» What to work on
Could you transcribe every record below exactly as written, leaving out any pictures?

Stored entries:
______________________________

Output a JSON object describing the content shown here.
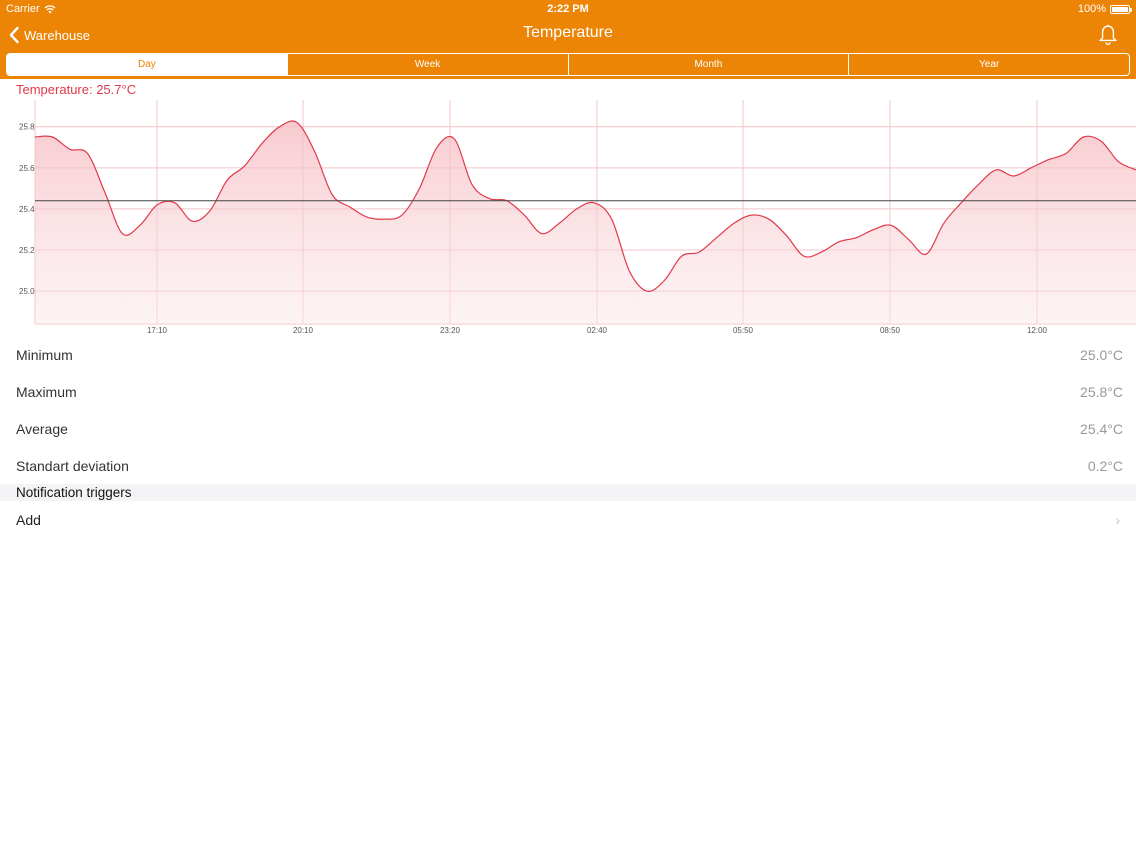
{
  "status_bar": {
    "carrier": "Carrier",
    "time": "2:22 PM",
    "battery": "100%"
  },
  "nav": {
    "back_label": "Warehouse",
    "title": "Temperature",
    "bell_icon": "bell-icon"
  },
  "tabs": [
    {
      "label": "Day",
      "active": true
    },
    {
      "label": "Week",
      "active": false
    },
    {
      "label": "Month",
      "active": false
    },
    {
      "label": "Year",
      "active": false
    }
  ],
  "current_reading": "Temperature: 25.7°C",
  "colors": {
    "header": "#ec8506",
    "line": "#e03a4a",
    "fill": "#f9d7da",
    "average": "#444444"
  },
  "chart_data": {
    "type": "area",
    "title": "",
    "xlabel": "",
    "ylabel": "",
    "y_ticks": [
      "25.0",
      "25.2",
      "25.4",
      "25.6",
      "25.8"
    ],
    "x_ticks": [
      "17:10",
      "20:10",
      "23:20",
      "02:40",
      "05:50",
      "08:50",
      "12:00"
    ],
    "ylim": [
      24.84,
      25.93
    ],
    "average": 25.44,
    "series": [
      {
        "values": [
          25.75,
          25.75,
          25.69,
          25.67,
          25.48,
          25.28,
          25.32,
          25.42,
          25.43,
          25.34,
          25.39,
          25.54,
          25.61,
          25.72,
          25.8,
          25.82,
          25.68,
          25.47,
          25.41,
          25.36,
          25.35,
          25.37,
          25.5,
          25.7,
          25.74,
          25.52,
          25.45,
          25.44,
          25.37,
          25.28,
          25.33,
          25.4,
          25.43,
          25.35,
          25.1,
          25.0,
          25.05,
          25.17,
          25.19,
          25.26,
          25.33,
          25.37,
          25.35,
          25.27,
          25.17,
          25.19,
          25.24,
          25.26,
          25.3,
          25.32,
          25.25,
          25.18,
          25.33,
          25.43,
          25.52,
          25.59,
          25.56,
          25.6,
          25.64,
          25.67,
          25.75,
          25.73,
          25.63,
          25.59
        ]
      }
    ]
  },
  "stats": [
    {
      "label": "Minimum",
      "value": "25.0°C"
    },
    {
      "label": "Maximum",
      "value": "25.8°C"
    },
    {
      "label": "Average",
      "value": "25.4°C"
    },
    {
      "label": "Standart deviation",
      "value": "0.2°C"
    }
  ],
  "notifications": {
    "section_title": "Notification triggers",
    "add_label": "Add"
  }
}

______________________________

» Answer to the problem
Output a JSON object describing the content shown here.
{
  "status_bar": {
    "carrier": "Carrier",
    "time": "2:22 PM",
    "battery": "100%"
  },
  "nav": {
    "back_label": "Warehouse",
    "title": "Temperature",
    "bell_icon": "bell-icon"
  },
  "tabs": [
    {
      "label": "Day",
      "active": true
    },
    {
      "label": "Week",
      "active": false
    },
    {
      "label": "Month",
      "active": false
    },
    {
      "label": "Year",
      "active": false
    }
  ],
  "current_reading": "Temperature: 25.7°C",
  "colors": {
    "header": "#ec8506",
    "line": "#e03a4a",
    "fill": "#f9d7da",
    "average": "#444444"
  },
  "chart_data": {
    "type": "area",
    "title": "",
    "xlabel": "",
    "ylabel": "",
    "y_ticks": [
      "25.0",
      "25.2",
      "25.4",
      "25.6",
      "25.8"
    ],
    "x_ticks": [
      "17:10",
      "20:10",
      "23:20",
      "02:40",
      "05:50",
      "08:50",
      "12:00"
    ],
    "ylim": [
      24.84,
      25.93
    ],
    "average": 25.44,
    "series": [
      {
        "values": [
          25.75,
          25.75,
          25.69,
          25.67,
          25.48,
          25.28,
          25.32,
          25.42,
          25.43,
          25.34,
          25.39,
          25.54,
          25.61,
          25.72,
          25.8,
          25.82,
          25.68,
          25.47,
          25.41,
          25.36,
          25.35,
          25.37,
          25.5,
          25.7,
          25.74,
          25.52,
          25.45,
          25.44,
          25.37,
          25.28,
          25.33,
          25.4,
          25.43,
          25.35,
          25.1,
          25.0,
          25.05,
          25.17,
          25.19,
          25.26,
          25.33,
          25.37,
          25.35,
          25.27,
          25.17,
          25.19,
          25.24,
          25.26,
          25.3,
          25.32,
          25.25,
          25.18,
          25.33,
          25.43,
          25.52,
          25.59,
          25.56,
          25.6,
          25.64,
          25.67,
          25.75,
          25.73,
          25.63,
          25.59
        ]
      }
    ]
  },
  "stats": [
    {
      "label": "Minimum",
      "value": "25.0°C"
    },
    {
      "label": "Maximum",
      "value": "25.8°C"
    },
    {
      "label": "Average",
      "value": "25.4°C"
    },
    {
      "label": "Standart deviation",
      "value": "0.2°C"
    }
  ],
  "notifications": {
    "section_title": "Notification triggers",
    "add_label": "Add"
  }
}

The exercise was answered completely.